Charles Franklin Gingg taken June 1920 Pacific Heights Grammar School.
Charles Gingg was born Charles Franklin Padgitt on October 5, 1905 to John A Padgitt and Carrie Belle Wells.  His mother divorced his father and remarried William Carl Gingg.  Charles took William’s last name after his mother remarried.  All family stories have Charles using his middle name.

Frank Gingg married Agnes Mattson  September 5, 1925.  On the marriage certificate, Frank is listed as 22 and Agnes as 19.  In reality, Agnes was only 16 at the time.  She had lied to get past the age restrictions for marriage.  They had one daughter, Shirley Marie Gingg on September 16, 1927.  The 1930 census shows the young family living in Santa Rosa, California.  At the beginning of 1933, Agnes left Frank and took their young daughter to live in Santa Rosa.  Frank was living in an apartment in Santa Rosa with Ralph Thatcher.  Apparently, they both worked together as printers in Santa Rosa.

________________

- **WHAT IS ASKED**:
a - Reproduce the Gingg family history starting with "Charles Franklin Gingg taken" and going on through "his middle name.", and switch "Padgitt" to "Padgett".
b - Answer these questions using the Gingg family history:
(i) On what date was Charles born?
(ii) Whom did Frank marry, and on what date?
(iii) What was the name of their daughter?
The data that follows was taken from a different source.

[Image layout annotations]
________________

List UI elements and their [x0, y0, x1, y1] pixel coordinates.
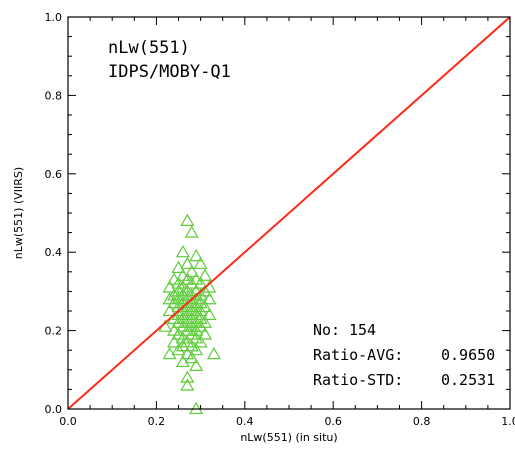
- data-point: [184, 350, 199, 364]
- data-point: [184, 276, 199, 289]
- y-axis-label: nLw(551) (VIIRS): [12, 167, 25, 259]
- y-tick-label: 1.0: [45, 11, 63, 24]
- data-point: [193, 335, 208, 348]
- stat-ratio-avg-label: Ratio-AVG:: [313, 346, 403, 364]
- data-point: [180, 370, 195, 383]
- data-point: [189, 248, 204, 262]
- data-point: [189, 342, 204, 356]
- y-tick-label: 0.0: [45, 403, 63, 416]
- data-point: [171, 260, 186, 273]
- y-tick-label: 0.4: [45, 246, 63, 259]
- one-to-one-line: [67, 16, 511, 410]
- stat-count-value: 154: [349, 321, 376, 339]
- data-point: [162, 346, 177, 360]
- data-point: [184, 264, 199, 277]
- data-point: [197, 268, 213, 281]
- data-point: [180, 213, 195, 226]
- x-tick-label: 1.0: [501, 415, 515, 428]
- chart-title-line-1: nLw(551): [108, 38, 190, 58]
- data-point: [175, 244, 190, 258]
- y-tick-label: 0.8: [45, 89, 63, 102]
- data-point: [180, 378, 195, 391]
- data-point: [189, 401, 204, 415]
- data-point: [167, 335, 182, 348]
- x-tick-label: 0.0: [59, 415, 77, 428]
- data-point: [162, 280, 177, 293]
- data-point: [184, 225, 199, 238]
- data-point: [175, 354, 190, 368]
- data-point: [193, 276, 208, 289]
- x-tick-label: 0.6: [324, 415, 342, 428]
- data-point: [162, 303, 177, 317]
- x-tick-label: 0.2: [148, 415, 166, 428]
- data-point: [202, 292, 217, 305]
- x-tick-label: 0.8: [413, 415, 431, 428]
- data-point: [193, 256, 208, 270]
- chart-title-line-2: IDPS/MOBY-Q1: [108, 62, 231, 82]
- stat-count-label: No:: [313, 321, 340, 339]
- x-axis-label: nLw(551) (in situ): [240, 431, 337, 444]
- y-tick-label: 0.2: [45, 325, 63, 338]
- stat-ratio-std-value: 0.2531: [441, 371, 495, 389]
- data-point: [197, 327, 213, 340]
- x-tick-label: 0.4: [236, 415, 254, 428]
- data-point: [206, 346, 221, 360]
- y-tick-label: 0.6: [45, 168, 63, 181]
- data-point: [189, 358, 204, 371]
- data-points: [158, 213, 221, 415]
- stat-ratio-std-label: Ratio-STD:: [313, 371, 403, 389]
- data-point: [171, 342, 186, 356]
- axis-ticks: 0.0 0.2 0.4 0.6 0.8 1.0 0.0 0.2 0.4 0.6 0.8 1.0: [45, 11, 515, 428]
- stat-ratio-avg-value: 0.9650: [441, 346, 495, 364]
- data-point: [180, 256, 195, 270]
- data-point: [202, 307, 217, 321]
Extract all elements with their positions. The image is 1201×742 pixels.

________________

- **ANSWERS PROVIDED**:
a -
Charles Franklin Gingg taken June 1920 Pacific Heights Grammar School.
Charles Gingg was born Charles Franklin Padgett on October 5, 1905 to John A Padgett and Carrie Belle Wells.  His mother divorced his father and remarried William Carl Gingg.  Charles took William’s last name after his mother remarried.  All family stories have Charles using his middle name.

b -
(i) October 5, 1905
(ii) Agnes Mattson, on September 5, 1925
(iii) Shirley Marie Gingg